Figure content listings
[start]

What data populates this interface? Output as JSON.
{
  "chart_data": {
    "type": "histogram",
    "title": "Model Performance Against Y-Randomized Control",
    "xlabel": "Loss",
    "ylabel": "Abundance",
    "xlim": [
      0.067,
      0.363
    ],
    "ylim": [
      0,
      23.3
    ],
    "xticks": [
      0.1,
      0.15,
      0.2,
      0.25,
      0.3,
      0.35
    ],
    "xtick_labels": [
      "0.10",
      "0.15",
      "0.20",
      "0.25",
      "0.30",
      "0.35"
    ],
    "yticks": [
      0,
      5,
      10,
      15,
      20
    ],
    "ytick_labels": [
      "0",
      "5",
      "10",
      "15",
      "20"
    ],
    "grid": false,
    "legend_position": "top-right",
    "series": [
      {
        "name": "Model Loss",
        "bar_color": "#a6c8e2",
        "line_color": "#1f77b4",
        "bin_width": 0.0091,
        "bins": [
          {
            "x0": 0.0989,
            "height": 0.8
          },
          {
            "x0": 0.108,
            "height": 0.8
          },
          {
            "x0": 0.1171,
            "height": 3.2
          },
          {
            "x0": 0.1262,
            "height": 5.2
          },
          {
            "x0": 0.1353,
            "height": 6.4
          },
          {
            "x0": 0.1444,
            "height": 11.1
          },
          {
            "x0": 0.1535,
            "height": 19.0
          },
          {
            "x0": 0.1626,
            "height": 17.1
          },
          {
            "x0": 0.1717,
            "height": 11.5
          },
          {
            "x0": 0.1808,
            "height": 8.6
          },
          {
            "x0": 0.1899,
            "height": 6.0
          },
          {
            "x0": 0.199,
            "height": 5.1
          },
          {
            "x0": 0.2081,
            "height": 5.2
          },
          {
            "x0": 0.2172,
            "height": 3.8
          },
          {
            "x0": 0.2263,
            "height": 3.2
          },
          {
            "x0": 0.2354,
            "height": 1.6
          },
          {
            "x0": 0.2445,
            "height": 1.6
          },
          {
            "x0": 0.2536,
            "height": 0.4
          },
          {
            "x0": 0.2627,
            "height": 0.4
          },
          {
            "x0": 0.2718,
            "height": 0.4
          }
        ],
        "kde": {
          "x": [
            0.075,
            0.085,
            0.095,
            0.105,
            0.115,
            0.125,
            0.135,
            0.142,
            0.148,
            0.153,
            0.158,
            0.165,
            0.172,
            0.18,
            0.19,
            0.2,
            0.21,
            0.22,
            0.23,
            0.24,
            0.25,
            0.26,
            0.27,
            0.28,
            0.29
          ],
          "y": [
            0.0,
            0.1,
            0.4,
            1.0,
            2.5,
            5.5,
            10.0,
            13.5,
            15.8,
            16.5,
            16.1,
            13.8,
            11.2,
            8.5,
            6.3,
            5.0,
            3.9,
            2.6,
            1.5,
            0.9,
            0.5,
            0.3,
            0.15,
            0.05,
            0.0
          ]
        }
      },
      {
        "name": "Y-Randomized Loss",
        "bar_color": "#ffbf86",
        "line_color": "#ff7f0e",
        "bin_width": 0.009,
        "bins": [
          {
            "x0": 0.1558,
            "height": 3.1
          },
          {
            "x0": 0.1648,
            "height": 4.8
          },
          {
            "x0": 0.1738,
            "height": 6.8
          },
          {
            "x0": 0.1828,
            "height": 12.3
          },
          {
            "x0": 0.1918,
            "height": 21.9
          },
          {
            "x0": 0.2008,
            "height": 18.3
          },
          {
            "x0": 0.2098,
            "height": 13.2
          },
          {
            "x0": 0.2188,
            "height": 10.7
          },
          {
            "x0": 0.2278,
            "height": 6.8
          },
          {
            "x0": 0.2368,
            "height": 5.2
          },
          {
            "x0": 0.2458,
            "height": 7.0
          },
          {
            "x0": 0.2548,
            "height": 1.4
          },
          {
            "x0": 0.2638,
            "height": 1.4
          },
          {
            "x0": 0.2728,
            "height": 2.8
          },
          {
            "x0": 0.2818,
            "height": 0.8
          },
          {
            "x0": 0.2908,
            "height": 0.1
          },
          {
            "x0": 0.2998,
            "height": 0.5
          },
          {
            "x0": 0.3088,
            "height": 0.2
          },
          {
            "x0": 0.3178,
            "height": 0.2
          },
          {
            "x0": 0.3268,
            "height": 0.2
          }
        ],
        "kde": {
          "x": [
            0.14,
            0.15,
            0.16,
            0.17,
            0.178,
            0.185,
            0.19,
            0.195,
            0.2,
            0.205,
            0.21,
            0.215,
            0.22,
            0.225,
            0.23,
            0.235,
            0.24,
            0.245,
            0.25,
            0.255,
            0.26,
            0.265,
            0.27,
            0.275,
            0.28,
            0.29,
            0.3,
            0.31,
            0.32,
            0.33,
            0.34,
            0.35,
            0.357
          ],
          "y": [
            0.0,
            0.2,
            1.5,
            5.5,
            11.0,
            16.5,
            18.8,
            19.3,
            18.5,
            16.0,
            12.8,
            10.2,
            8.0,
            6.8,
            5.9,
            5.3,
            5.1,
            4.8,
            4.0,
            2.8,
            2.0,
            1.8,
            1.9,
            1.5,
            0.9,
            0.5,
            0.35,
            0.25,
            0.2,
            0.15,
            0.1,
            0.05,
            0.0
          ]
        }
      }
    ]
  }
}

[end]

WORK TO DO:
Output all of the material exactly as written.

TASK RESULT:
What data populates this interface? Output as JSON.
{
  "chart_data": {
    "type": "histogram",
    "title": "Model Performance Against Y-Randomized Control",
    "xlabel": "Loss",
    "ylabel": "Abundance",
    "xlim": [
      0.067,
      0.363
    ],
    "ylim": [
      0,
      23.3
    ],
    "xticks": [
      0.1,
      0.15,
      0.2,
      0.25,
      0.3,
      0.35
    ],
    "xtick_labels": [
      "0.10",
      "0.15",
      "0.20",
      "0.25",
      "0.30",
      "0.35"
    ],
    "yticks": [
      0,
      5,
      10,
      15,
      20
    ],
    "ytick_labels": [
      "0",
      "5",
      "10",
      "15",
      "20"
    ],
    "grid": false,
    "legend_position": "top-right",
    "series": [
      {
        "name": "Model Loss",
        "bar_color": "#a6c8e2",
        "line_color": "#1f77b4",
        "bin_width": 0.0091,
        "bins": [
          {
            "x0": 0.0989,
            "height": 0.8
          },
          {
            "x0": 0.108,
            "height": 0.8
          },
          {
            "x0": 0.1171,
            "height": 3.2
          },
          {
            "x0": 0.1262,
            "height": 5.2
          },
          {
            "x0": 0.1353,
            "height": 6.4
          },
          {
            "x0": 0.1444,
            "height": 11.1
          },
          {
            "x0": 0.1535,
            "height": 19.0
          },
          {
            "x0": 0.1626,
            "height": 17.1
          },
          {
            "x0": 0.1717,
            "height": 11.5
          },
          {
            "x0": 0.1808,
            "height": 8.6
          },
          {
            "x0": 0.1899,
            "height": 6.0
          },
          {
            "x0": 0.199,
            "height": 5.1
          },
          {
            "x0": 0.2081,
            "height": 5.2
          },
          {
            "x0": 0.2172,
            "height": 3.8
          },
          {
            "x0": 0.2263,
            "height": 3.2
          },
          {
            "x0": 0.2354,
            "height": 1.6
          },
          {
            "x0": 0.2445,
            "height": 1.6
          },
          {
            "x0": 0.2536,
            "height": 0.4
          },
          {
            "x0": 0.2627,
            "height": 0.4
          },
          {
            "x0": 0.2718,
            "height": 0.4
          }
        ],
        "kde": {
          "x": [
            0.075,
            0.085,
            0.095,
            0.105,
            0.115,
            0.125,
            0.135,
            0.142,
            0.148,
            0.153,
            0.158,
            0.165,
            0.172,
            0.18,
            0.19,
            0.2,
            0.21,
            0.22,
            0.23,
            0.24,
            0.25,
            0.26,
            0.27,
            0.28,
            0.29
          ],
          "y": [
            0.0,
            0.1,
            0.4,
            1.0,
            2.5,
            5.5,
            10.0,
            13.5,
            15.8,
            16.5,
            16.1,
            13.8,
            11.2,
            8.5,
            6.3,
            5.0,
            3.9,
            2.6,
            1.5,
            0.9,
            0.5,
            0.3,
            0.15,
            0.05,
            0.0
          ]
        }
      },
      {
        "name": "Y-Randomized Loss",
        "bar_color": "#ffbf86",
        "line_color": "#ff7f0e",
        "bin_width": 0.009,
        "bins": [
          {
            "x0": 0.1558,
            "height": 3.1
          },
          {
            "x0": 0.1648,
            "height": 4.8
          },
          {
            "x0": 0.1738,
            "height": 6.8
          },
          {
            "x0": 0.1828,
            "height": 12.3
          },
          {
            "x0": 0.1918,
            "height": 21.9
          },
          {
            "x0": 0.2008,
            "height": 18.3
          },
          {
            "x0": 0.2098,
            "height": 13.2
          },
          {
            "x0": 0.2188,
            "height": 10.7
          },
          {
            "x0": 0.2278,
            "height": 6.8
          },
          {
            "x0": 0.2368,
            "height": 5.2
          },
          {
            "x0": 0.2458,
            "height": 7.0
          },
          {
            "x0": 0.2548,
            "height": 1.4
          },
          {
            "x0": 0.2638,
            "height": 1.4
          },
          {
            "x0": 0.2728,
            "height": 2.8
          },
          {
            "x0": 0.2818,
            "height": 0.8
          },
          {
            "x0": 0.2908,
            "height": 0.1
          },
          {
            "x0": 0.2998,
            "height": 0.5
          },
          {
            "x0": 0.3088,
            "height": 0.2
          },
          {
            "x0": 0.3178,
            "height": 0.2
          },
          {
            "x0": 0.3268,
            "height": 0.2
          }
        ],
        "kde": {
          "x": [
            0.14,
            0.15,
            0.16,
            0.17,
            0.178,
            0.185,
            0.19,
            0.195,
            0.2,
            0.205,
            0.21,
            0.215,
            0.22,
            0.225,
            0.23,
            0.235,
            0.24,
            0.245,
            0.25,
            0.255,
            0.26,
            0.265,
            0.27,
            0.275,
            0.28,
            0.29,
            0.3,
            0.31,
            0.32,
            0.33,
            0.34,
            0.35,
            0.357
          ],
          "y": [
            0.0,
            0.2,
            1.5,
            5.5,
            11.0,
            16.5,
            18.8,
            19.3,
            18.5,
            16.0,
            12.8,
            10.2,
            8.0,
            6.8,
            5.9,
            5.3,
            5.1,
            4.8,
            4.0,
            2.8,
            2.0,
            1.8,
            1.9,
            1.5,
            0.9,
            0.5,
            0.35,
            0.25,
            0.2,
            0.15,
            0.1,
            0.05,
            0.0
          ]
        }
      }
    ]
  }
}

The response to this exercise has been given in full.